TASK REQUIREMENTS.
Isolate every line in the records below with "JSON" in it.

INPUT.
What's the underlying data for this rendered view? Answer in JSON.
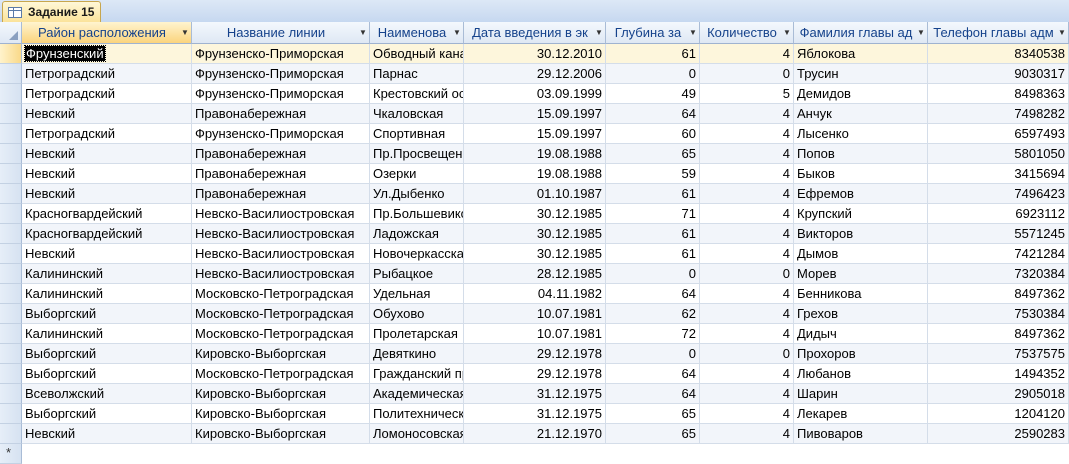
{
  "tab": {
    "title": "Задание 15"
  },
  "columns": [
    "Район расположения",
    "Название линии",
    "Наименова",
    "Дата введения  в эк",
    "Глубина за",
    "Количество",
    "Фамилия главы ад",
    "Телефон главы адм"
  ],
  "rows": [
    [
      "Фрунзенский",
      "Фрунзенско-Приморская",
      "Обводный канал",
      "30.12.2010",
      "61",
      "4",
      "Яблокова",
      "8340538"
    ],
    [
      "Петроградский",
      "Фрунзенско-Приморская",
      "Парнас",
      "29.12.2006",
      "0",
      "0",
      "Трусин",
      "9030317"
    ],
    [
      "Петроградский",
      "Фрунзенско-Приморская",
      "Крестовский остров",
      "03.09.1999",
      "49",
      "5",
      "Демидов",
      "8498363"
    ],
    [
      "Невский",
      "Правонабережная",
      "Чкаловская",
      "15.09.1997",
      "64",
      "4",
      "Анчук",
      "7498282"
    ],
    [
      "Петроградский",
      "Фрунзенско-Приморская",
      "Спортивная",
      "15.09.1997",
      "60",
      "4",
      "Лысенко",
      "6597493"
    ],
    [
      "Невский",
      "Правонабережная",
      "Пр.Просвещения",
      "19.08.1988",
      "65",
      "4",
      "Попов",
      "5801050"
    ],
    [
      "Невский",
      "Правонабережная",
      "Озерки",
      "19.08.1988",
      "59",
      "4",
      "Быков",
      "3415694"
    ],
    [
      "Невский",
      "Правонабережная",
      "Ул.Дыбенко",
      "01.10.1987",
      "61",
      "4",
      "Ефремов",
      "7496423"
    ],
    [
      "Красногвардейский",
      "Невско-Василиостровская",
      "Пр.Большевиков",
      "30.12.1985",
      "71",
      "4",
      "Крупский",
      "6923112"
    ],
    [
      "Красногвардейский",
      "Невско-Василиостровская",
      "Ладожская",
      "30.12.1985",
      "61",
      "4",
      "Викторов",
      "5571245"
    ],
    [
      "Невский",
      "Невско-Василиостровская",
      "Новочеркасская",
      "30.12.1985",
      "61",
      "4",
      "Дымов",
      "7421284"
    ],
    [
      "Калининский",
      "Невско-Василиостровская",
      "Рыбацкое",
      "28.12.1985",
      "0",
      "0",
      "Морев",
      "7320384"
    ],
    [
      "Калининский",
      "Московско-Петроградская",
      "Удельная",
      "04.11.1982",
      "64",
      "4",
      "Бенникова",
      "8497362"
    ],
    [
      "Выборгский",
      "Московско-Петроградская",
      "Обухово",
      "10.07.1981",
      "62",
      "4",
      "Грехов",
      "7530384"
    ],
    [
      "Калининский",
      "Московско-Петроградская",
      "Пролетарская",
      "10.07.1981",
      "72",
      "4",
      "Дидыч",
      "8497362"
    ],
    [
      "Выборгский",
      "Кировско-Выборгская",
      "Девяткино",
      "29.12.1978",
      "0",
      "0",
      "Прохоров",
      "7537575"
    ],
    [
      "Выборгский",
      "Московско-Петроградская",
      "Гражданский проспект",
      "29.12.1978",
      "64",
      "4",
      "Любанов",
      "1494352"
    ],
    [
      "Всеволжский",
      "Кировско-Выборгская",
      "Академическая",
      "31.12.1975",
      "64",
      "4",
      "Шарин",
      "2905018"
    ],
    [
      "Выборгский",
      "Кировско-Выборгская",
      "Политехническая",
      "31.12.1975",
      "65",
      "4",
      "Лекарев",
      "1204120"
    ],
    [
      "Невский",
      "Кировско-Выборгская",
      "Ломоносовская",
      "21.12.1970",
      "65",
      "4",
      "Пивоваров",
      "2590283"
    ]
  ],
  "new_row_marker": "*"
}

---

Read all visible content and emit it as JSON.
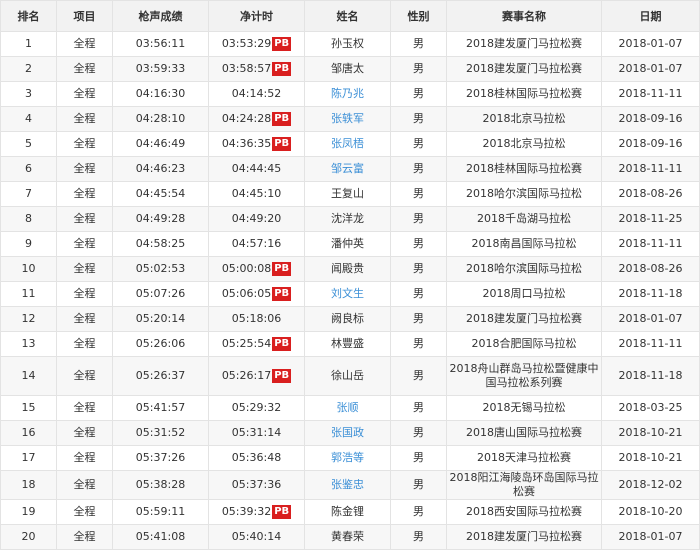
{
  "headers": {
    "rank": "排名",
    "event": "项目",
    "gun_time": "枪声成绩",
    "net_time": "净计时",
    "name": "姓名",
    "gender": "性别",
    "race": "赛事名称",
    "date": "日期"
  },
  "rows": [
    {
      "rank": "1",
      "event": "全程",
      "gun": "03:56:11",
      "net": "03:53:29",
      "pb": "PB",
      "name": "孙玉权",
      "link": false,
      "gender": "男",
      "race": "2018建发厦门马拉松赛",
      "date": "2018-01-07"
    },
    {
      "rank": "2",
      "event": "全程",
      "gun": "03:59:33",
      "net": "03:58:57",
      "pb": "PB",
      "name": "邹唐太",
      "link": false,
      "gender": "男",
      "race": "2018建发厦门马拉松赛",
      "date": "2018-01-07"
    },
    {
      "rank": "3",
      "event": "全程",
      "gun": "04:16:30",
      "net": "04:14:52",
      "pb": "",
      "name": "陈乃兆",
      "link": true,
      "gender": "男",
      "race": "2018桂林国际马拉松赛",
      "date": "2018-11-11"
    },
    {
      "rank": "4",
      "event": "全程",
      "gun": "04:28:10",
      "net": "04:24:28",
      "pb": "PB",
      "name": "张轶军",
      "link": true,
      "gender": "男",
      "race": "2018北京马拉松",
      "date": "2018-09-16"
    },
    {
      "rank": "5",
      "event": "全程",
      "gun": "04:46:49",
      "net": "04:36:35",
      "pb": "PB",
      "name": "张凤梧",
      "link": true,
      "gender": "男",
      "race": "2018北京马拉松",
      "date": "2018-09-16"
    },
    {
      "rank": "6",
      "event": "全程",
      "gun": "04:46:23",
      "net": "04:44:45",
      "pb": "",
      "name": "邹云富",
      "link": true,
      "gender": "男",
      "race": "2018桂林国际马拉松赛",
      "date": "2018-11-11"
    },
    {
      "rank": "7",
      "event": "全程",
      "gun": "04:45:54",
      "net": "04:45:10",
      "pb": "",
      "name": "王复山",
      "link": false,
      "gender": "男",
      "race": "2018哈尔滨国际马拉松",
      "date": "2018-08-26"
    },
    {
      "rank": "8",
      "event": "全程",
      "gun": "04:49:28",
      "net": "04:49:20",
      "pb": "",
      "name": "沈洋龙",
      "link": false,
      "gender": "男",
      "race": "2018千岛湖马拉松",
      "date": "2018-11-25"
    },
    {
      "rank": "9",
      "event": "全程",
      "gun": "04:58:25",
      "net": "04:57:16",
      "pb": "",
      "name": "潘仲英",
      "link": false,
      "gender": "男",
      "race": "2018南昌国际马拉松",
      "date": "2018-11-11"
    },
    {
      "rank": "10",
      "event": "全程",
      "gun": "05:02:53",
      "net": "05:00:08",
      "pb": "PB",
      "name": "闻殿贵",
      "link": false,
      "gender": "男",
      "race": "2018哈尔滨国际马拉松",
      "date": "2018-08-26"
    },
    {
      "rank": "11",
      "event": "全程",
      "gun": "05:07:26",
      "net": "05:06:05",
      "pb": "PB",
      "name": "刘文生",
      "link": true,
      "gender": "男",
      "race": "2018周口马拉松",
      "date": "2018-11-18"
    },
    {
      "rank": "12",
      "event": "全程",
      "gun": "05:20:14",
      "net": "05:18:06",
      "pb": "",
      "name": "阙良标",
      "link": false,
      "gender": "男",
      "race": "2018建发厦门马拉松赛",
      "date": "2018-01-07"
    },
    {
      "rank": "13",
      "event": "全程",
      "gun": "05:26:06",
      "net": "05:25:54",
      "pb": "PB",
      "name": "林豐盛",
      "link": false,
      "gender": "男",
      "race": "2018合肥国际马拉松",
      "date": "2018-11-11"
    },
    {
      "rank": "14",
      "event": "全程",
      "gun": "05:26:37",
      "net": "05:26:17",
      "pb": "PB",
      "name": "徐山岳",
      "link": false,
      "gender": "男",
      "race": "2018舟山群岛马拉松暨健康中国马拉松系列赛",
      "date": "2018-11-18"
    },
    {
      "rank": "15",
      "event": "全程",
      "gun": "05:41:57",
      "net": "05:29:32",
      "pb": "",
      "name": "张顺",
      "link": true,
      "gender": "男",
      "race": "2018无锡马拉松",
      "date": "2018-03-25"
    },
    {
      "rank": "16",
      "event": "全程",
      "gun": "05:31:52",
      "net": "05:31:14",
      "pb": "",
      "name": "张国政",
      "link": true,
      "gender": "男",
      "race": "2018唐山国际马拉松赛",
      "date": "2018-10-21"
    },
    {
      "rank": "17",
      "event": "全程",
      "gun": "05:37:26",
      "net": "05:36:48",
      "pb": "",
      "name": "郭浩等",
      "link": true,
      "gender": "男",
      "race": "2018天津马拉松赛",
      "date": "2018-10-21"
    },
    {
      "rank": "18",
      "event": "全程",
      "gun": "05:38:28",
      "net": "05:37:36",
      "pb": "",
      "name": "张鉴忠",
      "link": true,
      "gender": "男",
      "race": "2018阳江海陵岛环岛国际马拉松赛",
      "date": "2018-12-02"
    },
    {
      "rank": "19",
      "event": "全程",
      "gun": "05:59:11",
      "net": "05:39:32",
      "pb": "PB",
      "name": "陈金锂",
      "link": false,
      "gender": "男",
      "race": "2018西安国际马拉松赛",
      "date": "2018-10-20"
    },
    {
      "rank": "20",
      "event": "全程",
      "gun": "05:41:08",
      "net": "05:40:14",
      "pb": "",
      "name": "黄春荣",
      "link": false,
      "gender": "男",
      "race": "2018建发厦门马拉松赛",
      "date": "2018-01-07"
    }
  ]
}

SOLUTION TO THE EXERCISE.
What's the underlying data for this rendered view? Answer in JSON.
Read all visible content and emit it as JSON.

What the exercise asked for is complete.